> **TASK STATEMENT**: Each line below should be quoted exactly, please.

> **SUPPLIED DATA**:
#####
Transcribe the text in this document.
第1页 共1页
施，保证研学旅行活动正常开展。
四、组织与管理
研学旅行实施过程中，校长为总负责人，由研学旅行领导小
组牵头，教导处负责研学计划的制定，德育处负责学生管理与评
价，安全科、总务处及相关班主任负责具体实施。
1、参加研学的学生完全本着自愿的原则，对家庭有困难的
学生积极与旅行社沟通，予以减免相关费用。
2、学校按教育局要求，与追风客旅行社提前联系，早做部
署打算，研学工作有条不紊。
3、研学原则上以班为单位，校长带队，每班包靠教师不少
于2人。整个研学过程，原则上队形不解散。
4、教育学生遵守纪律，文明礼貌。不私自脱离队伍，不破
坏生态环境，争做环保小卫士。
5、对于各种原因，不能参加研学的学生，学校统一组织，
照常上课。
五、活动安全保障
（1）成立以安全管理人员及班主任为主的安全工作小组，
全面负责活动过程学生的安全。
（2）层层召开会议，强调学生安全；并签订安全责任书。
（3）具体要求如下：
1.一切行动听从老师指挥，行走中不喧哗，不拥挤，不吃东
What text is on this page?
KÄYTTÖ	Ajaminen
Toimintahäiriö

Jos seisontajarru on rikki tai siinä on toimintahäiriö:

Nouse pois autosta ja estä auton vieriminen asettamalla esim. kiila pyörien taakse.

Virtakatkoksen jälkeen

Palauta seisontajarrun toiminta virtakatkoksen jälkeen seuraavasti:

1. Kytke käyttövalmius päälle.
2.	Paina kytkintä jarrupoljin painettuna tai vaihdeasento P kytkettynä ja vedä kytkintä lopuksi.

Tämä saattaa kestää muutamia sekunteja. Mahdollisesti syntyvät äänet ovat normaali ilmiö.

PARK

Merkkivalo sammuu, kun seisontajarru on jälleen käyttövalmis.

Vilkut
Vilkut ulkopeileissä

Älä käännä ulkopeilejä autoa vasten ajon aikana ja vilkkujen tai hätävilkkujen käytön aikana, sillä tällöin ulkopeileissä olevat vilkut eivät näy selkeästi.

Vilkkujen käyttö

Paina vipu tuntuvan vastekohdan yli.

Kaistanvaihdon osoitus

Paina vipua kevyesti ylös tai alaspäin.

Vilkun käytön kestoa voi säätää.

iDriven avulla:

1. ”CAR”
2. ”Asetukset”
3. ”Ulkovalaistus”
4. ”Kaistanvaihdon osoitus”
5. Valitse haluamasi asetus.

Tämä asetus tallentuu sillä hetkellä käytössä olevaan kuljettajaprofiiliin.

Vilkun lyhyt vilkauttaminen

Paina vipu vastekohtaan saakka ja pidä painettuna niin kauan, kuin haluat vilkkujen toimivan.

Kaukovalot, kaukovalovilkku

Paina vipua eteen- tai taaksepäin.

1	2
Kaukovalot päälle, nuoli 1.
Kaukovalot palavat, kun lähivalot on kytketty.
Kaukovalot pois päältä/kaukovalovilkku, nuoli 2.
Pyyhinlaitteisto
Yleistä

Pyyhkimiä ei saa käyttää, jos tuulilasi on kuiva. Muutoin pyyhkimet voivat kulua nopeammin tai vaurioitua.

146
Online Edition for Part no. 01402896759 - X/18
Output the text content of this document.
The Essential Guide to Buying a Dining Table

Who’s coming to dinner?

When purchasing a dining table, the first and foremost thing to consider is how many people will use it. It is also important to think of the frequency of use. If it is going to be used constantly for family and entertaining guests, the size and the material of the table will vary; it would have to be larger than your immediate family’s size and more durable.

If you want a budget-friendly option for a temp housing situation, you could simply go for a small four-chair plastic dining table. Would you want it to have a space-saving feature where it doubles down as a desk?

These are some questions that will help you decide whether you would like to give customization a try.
#####
> **SOLUTION FOR THIS TASK**:
Transcribe the text in this document.
第1页 共1页
施，保证研学旅行活动正常开展。
四、组织与管理
研学旅行实施过程中，校长为总负责人，由研学旅行领导小
组牵头，教导处负责研学计划的制定，德育处负责学生管理与评
价，安全科、总务处及相关班主任负责具体实施。
1、参加研学的学生完全本着自愿的原则，对家庭有困难的
学生积极与旅行社沟通，予以减免相关费用。
2、学校按教育局要求，与追风客旅行社提前联系，早做部
署打算，研学工作有条不紊。
3、研学原则上以班为单位，校长带队，每班包靠教师不少
于2人。整个研学过程，原则上队形不解散。
4、教育学生遵守纪律，文明礼貌。不私自脱离队伍，不破
坏生态环境，争做环保小卫士。
5、对于各种原因，不能参加研学的学生，学校统一组织，
照常上课。
五、活动安全保障
（1）成立以安全管理人员及班主任为主的安全工作小组，
全面负责活动过程学生的安全。
（2）层层召开会议，强调学生安全；并签订安全责任书。
（3）具体要求如下：
1.一切行动听从老师指挥，行走中不喧哗，不拥挤，不吃东
What text is on this page?
KÄYTTÖ	Ajaminen
Toimintahäiriö

Jos seisontajarru on rikki tai siinä on toimintahäiriö:

Nouse pois autosta ja estä auton vieriminen asettamalla esim. kiila pyörien taakse.

Virtakatkoksen jälkeen

Palauta seisontajarrun toiminta virtakatkoksen jälkeen seuraavasti:

1. Kytke käyttövalmius päälle.
2.	Paina kytkintä jarrupoljin painettuna tai vaihdeasento P kytkettynä ja vedä kytkintä lopuksi.

Tämä saattaa kestää muutamia sekunteja. Mahdollisesti syntyvät äänet ovat normaali ilmiö.

PARK

Merkkivalo sammuu, kun seisontajarru on jälleen käyttövalmis.

Vilkut
Vilkut ulkopeileissä

Älä käännä ulkopeilejä autoa vasten ajon aikana ja vilkkujen tai hätävilkkujen käytön aikana, sillä tällöin ulkopeileissä olevat vilkut eivät näy selkeästi.

Vilkkujen käyttö

Paina vipu tuntuvan vastekohdan yli.

Kaistanvaihdon osoitus

Paina vipua kevyesti ylös tai alaspäin.

Vilkun käytön kestoa voi säätää.

iDriven avulla:

1. ”CAR”
2. ”Asetukset”
3. ”Ulkovalaistus”
4. ”Kaistanvaihdon osoitus”
5. Valitse haluamasi asetus.

Tämä asetus tallentuu sillä hetkellä käytössä olevaan kuljettajaprofiiliin.

Vilkun lyhyt vilkauttaminen

Paina vipu vastekohtaan saakka ja pidä painettuna niin kauan, kuin haluat vilkkujen toimivan.

Kaukovalot, kaukovalovilkku

Paina vipua eteen- tai taaksepäin.

1	2
Kaukovalot päälle, nuoli 1.
Kaukovalot palavat, kun lähivalot on kytketty.
Kaukovalot pois päältä/kaukovalovilkku, nuoli 2.
Pyyhinlaitteisto
Yleistä

Pyyhkimiä ei saa käyttää, jos tuulilasi on kuiva. Muutoin pyyhkimet voivat kulua nopeammin tai vaurioitua.

146
Online Edition for Part no. 01402896759 - X/18
Output the text content of this document.
The Essential Guide to Buying a Dining Table

Who’s coming to dinner?

When purchasing a dining table, the first and foremost thing to consider is how many people will use it. It is also important to think of the frequency of use. If it is going to be used constantly for family and entertaining guests, the size and the material of the table will vary; it would have to be larger than your immediate family’s size and more durable.

If you want a budget-friendly option for a temp housing situation, you could simply go for a small four-chair plastic dining table. Would you want it to have a space-saving feature where it doubles down as a desk?

These are some questions that will help you decide whether you would like to give customization a try.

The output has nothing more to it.